**THE REQUEST**
In the material below, find each line holding the string "this" and copy it.

**DATA SUPPLIED**
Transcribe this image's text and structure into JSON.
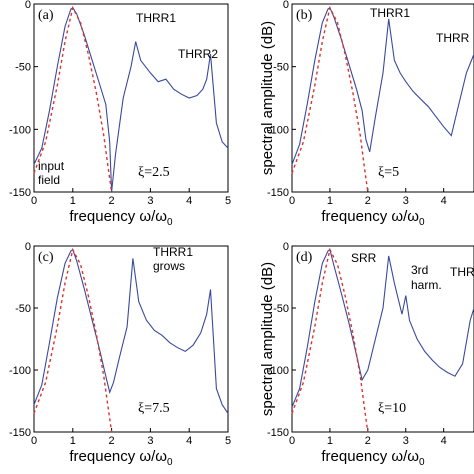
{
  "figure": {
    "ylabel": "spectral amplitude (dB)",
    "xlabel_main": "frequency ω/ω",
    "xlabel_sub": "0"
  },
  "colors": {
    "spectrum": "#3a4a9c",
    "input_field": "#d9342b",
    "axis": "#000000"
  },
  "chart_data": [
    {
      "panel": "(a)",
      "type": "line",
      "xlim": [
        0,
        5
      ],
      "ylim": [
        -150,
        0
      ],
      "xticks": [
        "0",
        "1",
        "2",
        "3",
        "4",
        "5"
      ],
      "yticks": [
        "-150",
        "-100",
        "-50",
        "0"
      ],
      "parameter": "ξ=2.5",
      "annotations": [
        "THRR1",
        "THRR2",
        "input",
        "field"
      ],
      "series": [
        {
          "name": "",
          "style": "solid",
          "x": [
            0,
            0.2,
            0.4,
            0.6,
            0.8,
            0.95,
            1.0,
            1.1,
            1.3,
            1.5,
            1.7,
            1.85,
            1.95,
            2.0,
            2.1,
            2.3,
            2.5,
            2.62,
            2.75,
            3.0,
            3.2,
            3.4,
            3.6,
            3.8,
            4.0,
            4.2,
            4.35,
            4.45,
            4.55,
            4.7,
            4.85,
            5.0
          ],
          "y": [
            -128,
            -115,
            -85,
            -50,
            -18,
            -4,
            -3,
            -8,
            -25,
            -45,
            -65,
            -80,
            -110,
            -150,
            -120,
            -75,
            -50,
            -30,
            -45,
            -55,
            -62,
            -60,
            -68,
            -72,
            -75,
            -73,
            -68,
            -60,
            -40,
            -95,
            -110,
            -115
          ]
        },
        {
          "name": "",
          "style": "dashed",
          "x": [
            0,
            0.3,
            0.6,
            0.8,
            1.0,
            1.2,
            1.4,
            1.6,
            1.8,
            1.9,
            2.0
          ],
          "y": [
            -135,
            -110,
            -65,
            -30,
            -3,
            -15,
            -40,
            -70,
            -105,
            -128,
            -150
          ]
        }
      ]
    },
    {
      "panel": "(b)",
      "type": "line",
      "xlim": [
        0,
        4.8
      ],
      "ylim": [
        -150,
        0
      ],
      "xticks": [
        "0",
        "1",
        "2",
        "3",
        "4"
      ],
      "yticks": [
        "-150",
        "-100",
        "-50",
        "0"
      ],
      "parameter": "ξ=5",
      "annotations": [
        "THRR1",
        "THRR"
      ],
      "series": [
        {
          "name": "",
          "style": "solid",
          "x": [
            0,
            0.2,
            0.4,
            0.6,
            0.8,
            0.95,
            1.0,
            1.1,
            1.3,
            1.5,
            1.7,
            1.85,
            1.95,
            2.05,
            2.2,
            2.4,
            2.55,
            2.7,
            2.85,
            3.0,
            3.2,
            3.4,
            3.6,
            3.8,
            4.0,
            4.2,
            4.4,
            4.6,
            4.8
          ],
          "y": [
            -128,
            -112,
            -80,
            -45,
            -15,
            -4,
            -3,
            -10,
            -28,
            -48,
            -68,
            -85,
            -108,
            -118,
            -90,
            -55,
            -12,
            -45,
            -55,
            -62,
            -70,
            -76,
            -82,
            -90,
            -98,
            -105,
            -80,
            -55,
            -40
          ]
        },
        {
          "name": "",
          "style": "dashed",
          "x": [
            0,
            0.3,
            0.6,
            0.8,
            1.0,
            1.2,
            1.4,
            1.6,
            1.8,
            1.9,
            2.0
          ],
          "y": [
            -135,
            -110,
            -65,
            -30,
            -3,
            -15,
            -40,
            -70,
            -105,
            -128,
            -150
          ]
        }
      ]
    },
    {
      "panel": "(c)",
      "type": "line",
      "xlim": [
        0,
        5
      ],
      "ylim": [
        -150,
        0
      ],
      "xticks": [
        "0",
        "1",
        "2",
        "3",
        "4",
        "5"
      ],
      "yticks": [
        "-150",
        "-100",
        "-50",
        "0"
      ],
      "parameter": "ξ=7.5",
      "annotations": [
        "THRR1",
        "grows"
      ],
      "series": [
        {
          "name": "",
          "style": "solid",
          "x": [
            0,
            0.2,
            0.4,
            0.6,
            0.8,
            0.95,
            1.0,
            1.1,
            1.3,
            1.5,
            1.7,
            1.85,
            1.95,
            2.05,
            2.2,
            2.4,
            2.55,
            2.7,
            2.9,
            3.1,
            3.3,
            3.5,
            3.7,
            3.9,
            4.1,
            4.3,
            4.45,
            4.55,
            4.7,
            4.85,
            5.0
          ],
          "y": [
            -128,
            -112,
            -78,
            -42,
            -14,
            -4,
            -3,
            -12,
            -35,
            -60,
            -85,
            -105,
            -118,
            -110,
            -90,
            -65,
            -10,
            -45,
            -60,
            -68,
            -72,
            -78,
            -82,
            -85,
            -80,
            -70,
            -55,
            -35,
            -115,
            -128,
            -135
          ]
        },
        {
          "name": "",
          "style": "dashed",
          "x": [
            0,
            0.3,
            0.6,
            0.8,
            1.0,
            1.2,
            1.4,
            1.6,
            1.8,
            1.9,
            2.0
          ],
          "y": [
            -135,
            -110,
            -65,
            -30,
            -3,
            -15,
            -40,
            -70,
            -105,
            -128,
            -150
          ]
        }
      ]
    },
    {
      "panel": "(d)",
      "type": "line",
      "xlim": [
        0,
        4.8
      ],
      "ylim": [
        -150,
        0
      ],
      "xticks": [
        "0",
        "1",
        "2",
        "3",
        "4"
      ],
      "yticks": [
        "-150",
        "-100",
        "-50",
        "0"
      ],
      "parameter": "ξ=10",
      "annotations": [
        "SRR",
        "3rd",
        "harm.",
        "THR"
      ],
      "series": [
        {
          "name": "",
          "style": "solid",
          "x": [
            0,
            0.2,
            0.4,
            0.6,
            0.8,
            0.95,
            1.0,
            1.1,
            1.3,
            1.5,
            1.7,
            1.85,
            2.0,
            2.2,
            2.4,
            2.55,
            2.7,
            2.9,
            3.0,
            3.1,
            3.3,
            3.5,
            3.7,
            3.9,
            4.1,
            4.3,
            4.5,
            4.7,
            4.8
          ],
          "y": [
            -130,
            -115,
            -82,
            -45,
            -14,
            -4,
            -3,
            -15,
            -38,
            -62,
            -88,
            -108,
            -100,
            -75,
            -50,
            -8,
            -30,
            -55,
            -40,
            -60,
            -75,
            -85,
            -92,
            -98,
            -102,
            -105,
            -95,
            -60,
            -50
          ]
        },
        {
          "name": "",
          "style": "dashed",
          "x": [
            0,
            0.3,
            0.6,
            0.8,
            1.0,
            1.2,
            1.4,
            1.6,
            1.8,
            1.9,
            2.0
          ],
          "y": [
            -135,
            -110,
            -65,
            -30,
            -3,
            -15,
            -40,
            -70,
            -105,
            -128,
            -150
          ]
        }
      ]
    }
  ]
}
* * *
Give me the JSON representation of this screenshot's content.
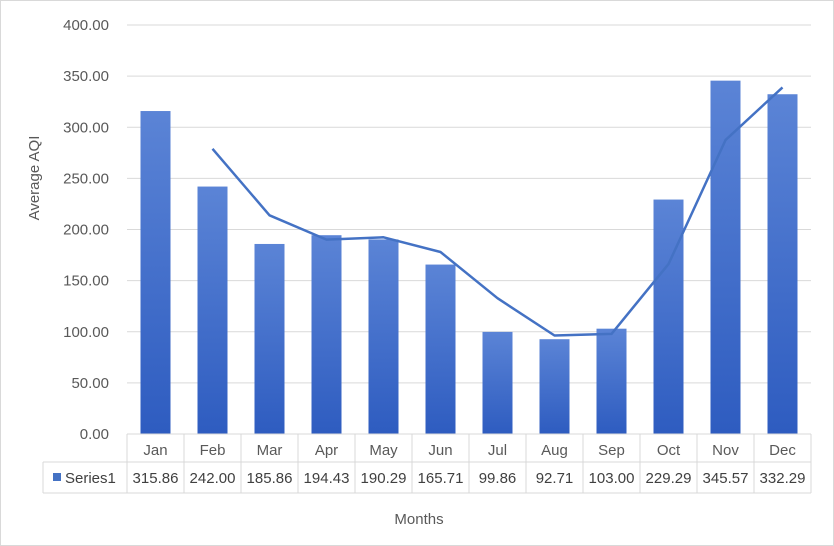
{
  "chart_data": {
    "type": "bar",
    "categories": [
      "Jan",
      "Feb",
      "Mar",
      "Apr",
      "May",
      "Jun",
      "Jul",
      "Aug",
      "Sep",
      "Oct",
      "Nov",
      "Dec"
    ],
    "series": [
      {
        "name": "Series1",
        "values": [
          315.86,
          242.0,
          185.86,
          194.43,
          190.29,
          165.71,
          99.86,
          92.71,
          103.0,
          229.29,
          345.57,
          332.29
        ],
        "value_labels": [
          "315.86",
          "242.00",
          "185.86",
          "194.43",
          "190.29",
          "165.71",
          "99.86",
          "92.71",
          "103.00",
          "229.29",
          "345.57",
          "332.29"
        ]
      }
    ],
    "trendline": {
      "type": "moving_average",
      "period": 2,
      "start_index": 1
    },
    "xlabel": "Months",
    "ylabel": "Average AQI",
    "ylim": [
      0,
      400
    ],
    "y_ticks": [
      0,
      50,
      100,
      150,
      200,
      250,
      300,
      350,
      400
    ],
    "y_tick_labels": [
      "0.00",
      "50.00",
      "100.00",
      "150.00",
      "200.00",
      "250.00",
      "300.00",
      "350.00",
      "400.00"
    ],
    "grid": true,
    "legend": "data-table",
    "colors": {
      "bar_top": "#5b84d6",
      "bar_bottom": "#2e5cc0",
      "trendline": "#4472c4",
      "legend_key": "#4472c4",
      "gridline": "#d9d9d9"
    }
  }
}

**OUTPUT**
Transcribe this image's text and structure into JSON.
Give me the JSON representation of this screenshot's content.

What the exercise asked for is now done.